(GOAL OF THE EXERCISE):
Every line of the material is to be repeated exactly as it stands.

(TASK INPUT):
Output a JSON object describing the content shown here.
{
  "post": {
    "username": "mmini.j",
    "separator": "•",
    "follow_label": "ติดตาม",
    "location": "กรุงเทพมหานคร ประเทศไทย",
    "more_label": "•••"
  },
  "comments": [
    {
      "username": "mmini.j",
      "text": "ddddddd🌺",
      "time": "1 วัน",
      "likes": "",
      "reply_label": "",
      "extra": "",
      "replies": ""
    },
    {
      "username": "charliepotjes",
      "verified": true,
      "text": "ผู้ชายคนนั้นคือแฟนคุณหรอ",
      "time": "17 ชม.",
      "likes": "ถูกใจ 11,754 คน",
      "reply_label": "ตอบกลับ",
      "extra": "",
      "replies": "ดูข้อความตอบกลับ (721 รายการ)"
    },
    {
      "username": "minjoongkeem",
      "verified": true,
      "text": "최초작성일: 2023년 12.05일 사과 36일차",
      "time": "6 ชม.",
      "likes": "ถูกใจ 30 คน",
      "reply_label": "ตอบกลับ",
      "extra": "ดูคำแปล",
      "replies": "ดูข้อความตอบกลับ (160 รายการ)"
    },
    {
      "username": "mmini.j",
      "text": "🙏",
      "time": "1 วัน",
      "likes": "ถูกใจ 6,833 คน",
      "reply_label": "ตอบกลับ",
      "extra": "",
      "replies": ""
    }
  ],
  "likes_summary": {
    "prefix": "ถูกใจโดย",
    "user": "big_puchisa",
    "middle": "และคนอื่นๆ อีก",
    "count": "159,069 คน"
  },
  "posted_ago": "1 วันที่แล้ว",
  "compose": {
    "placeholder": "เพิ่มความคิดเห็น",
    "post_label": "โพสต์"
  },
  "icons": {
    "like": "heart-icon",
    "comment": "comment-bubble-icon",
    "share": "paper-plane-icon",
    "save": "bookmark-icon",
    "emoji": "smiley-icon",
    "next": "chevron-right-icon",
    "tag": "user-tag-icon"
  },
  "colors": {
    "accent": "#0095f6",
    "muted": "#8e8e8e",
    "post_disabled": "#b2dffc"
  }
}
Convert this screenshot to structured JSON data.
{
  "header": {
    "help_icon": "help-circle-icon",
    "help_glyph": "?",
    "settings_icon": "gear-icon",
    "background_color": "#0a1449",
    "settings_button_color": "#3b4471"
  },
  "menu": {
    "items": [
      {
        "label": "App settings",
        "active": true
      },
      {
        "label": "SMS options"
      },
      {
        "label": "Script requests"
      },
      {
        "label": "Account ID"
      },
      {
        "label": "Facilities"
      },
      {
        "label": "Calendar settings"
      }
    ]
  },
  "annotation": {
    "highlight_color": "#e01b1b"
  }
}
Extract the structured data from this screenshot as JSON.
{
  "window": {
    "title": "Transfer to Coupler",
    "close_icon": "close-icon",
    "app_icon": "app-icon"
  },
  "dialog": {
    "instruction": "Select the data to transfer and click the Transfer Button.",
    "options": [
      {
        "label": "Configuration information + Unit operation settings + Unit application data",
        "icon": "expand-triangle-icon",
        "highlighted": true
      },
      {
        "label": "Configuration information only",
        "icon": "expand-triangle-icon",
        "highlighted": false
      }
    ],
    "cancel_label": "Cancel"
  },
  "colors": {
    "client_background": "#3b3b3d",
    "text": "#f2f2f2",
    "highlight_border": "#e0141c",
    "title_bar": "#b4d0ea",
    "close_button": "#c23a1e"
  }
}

(RIGHT ANSWER):
Output a JSON object describing the content shown here.
{
  "post": {
    "username": "mmini.j",
    "separator": "•",
    "follow_label": "ติดตาม",
    "location": "กรุงเทพมหานคร ประเทศไทย",
    "more_label": "•••"
  },
  "comments": [
    {
      "username": "mmini.j",
      "text": "ddddddd🌺",
      "time": "1 วัน",
      "likes": "",
      "reply_label": "",
      "extra": "",
      "replies": ""
    },
    {
      "username": "charliepotjes",
      "verified": true,
      "text": "ผู้ชายคนนั้นคือแฟนคุณหรอ",
      "time": "17 ชม.",
      "likes": "ถูกใจ 11,754 คน",
      "reply_label": "ตอบกลับ",
      "extra": "",
      "replies": "ดูข้อความตอบกลับ (721 รายการ)"
    },
    {
      "username": "minjoongkeem",
      "verified": true,
      "text": "최초작성일: 2023년 12.05일 사과 36일차",
      "time": "6 ชม.",
      "likes": "ถูกใจ 30 คน",
      "reply_label": "ตอบกลับ",
      "extra": "ดูคำแปล",
      "replies": "ดูข้อความตอบกลับ (160 รายการ)"
    },
    {
      "username": "mmini.j",
      "text": "🙏",
      "time": "1 วัน",
      "likes": "ถูกใจ 6,833 คน",
      "reply_label": "ตอบกลับ",
      "extra": "",
      "replies": ""
    }
  ],
  "likes_summary": {
    "prefix": "ถูกใจโดย",
    "user": "big_puchisa",
    "middle": "และคนอื่นๆ อีก",
    "count": "159,069 คน"
  },
  "posted_ago": "1 วันที่แล้ว",
  "compose": {
    "placeholder": "เพิ่มความคิดเห็น",
    "post_label": "โพสต์"
  },
  "icons": {
    "like": "heart-icon",
    "comment": "comment-bubble-icon",
    "share": "paper-plane-icon",
    "save": "bookmark-icon",
    "emoji": "smiley-icon",
    "next": "chevron-right-icon",
    "tag": "user-tag-icon"
  },
  "colors": {
    "accent": "#0095f6",
    "muted": "#8e8e8e",
    "post_disabled": "#b2dffc"
  }
}
Convert this screenshot to structured JSON data.
{
  "header": {
    "help_icon": "help-circle-icon",
    "help_glyph": "?",
    "settings_icon": "gear-icon",
    "background_color": "#0a1449",
    "settings_button_color": "#3b4471"
  },
  "menu": {
    "items": [
      {
        "label": "App settings",
        "active": true
      },
      {
        "label": "SMS options"
      },
      {
        "label": "Script requests"
      },
      {
        "label": "Account ID"
      },
      {
        "label": "Facilities"
      },
      {
        "label": "Calendar settings"
      }
    ]
  },
  "annotation": {
    "highlight_color": "#e01b1b"
  }
}
Extract the structured data from this screenshot as JSON.
{
  "window": {
    "title": "Transfer to Coupler",
    "close_icon": "close-icon",
    "app_icon": "app-icon"
  },
  "dialog": {
    "instruction": "Select the data to transfer and click the Transfer Button.",
    "options": [
      {
        "label": "Configuration information + Unit operation settings + Unit application data",
        "icon": "expand-triangle-icon",
        "highlighted": true
      },
      {
        "label": "Configuration information only",
        "icon": "expand-triangle-icon",
        "highlighted": false
      }
    ],
    "cancel_label": "Cancel"
  },
  "colors": {
    "client_background": "#3b3b3d",
    "text": "#f2f2f2",
    "highlight_border": "#e0141c",
    "title_bar": "#b4d0ea",
    "close_button": "#c23a1e"
  }
}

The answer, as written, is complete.